Dataset excerpts:
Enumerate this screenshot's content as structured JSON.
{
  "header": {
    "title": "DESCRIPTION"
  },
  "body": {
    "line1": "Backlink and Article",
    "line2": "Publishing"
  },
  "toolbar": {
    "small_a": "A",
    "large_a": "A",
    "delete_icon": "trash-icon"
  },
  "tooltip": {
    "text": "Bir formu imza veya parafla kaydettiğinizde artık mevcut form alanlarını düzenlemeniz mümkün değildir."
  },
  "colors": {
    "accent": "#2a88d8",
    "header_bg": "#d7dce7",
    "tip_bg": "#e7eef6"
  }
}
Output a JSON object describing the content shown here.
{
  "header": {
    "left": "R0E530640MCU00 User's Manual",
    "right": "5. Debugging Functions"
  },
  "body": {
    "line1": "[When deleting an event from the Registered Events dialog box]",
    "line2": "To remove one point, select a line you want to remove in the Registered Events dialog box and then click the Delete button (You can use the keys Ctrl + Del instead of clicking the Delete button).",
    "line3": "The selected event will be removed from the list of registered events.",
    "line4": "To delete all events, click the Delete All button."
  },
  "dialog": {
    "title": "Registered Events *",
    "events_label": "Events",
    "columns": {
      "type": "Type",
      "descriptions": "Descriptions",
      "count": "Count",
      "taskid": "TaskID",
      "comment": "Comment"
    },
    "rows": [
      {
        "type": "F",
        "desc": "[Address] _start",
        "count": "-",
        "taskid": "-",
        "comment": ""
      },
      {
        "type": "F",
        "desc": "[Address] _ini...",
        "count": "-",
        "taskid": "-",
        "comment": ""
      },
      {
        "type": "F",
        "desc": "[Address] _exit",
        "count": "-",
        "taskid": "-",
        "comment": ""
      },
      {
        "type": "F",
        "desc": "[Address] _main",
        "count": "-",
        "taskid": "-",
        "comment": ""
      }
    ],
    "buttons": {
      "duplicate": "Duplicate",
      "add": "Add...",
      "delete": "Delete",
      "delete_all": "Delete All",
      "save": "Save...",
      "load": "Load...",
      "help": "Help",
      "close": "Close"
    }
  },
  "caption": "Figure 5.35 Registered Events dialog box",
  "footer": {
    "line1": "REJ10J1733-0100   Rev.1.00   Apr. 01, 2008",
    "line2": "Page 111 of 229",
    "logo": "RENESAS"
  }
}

→ **Exercise aim**: Indicate how many lines of the material contain the string "JSON", giving the number and nothing more.

→ **The response**: 2